(Collected data)
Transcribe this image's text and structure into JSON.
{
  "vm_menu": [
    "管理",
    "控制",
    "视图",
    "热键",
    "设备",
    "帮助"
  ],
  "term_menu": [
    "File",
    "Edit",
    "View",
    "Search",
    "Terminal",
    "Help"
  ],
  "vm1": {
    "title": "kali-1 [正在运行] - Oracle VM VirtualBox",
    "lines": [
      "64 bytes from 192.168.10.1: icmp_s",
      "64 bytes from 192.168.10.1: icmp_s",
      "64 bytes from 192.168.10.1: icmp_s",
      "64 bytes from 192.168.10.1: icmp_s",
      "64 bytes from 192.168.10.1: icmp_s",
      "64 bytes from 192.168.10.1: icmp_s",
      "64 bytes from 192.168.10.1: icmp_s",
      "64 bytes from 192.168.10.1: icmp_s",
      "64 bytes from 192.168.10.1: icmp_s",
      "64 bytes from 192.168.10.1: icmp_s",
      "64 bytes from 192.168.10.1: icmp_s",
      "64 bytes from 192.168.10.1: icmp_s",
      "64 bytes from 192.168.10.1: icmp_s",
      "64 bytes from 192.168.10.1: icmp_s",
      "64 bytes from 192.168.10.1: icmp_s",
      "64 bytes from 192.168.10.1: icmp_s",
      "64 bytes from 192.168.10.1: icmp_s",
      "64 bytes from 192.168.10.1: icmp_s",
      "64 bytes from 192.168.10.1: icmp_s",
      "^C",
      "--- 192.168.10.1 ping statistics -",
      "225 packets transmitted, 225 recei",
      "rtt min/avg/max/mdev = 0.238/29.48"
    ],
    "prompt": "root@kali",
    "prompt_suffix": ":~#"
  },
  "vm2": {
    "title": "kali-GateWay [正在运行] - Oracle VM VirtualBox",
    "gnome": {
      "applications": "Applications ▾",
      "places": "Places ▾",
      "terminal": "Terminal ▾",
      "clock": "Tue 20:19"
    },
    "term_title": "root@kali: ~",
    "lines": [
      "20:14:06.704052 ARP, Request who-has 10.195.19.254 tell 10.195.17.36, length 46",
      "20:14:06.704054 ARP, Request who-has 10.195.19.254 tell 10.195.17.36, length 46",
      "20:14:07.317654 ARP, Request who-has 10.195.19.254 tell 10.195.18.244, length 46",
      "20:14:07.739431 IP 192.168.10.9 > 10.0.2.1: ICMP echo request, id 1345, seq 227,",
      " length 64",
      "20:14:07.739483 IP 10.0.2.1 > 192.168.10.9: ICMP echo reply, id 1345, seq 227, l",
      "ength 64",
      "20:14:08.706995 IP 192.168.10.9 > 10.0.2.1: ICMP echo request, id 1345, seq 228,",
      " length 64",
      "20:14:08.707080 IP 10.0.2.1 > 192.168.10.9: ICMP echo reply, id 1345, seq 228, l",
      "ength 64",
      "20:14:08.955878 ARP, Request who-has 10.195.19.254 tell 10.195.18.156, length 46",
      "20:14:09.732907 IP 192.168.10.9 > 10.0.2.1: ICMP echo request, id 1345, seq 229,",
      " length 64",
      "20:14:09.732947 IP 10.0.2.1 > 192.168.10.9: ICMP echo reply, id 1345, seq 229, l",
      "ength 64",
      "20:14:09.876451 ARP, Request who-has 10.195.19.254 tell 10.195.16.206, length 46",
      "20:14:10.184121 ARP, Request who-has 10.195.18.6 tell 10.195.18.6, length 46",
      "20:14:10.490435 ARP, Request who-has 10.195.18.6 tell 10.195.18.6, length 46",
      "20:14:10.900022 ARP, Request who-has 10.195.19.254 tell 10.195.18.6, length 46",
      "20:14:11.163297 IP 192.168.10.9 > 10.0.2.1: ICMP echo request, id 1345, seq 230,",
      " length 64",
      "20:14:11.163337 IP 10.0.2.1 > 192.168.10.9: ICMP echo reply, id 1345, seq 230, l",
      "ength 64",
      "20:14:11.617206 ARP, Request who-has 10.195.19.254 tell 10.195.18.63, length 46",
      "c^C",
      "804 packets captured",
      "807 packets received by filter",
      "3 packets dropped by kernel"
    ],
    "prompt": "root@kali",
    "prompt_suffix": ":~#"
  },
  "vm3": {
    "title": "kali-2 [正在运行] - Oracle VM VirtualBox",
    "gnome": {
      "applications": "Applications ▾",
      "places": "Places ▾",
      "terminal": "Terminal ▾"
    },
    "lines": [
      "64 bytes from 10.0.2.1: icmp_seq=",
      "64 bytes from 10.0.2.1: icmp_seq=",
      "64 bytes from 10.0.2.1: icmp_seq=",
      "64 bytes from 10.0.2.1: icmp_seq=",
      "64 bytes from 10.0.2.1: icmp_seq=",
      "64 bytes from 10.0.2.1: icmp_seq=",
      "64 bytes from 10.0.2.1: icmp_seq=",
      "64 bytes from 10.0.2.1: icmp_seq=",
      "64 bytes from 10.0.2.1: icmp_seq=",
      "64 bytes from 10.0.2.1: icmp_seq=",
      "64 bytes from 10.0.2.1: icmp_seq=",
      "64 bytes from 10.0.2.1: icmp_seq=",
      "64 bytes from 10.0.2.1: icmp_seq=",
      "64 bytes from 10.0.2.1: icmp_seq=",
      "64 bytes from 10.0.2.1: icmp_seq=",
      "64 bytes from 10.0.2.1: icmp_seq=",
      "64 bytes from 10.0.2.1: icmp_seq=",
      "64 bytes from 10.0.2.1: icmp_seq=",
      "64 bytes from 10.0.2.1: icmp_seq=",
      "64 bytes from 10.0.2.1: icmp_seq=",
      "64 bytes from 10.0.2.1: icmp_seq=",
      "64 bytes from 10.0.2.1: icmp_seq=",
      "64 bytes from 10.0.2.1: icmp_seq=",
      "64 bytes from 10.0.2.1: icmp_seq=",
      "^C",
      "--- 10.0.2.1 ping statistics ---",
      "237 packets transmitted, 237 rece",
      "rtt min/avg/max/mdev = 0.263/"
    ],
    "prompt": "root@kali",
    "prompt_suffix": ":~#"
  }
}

**WHAT IS REQUIRED:**
Using the listing above, show every line that includes the string "Oracle".

**CORRECT RESULT:**
    "title": "kali-1 [正在运行] - Oracle VM VirtualBox",
    "title": "kali-GateWay [正在运行] - Oracle VM VirtualBox",
    "title": "kali-2 [正在运行] - Oracle VM VirtualBox",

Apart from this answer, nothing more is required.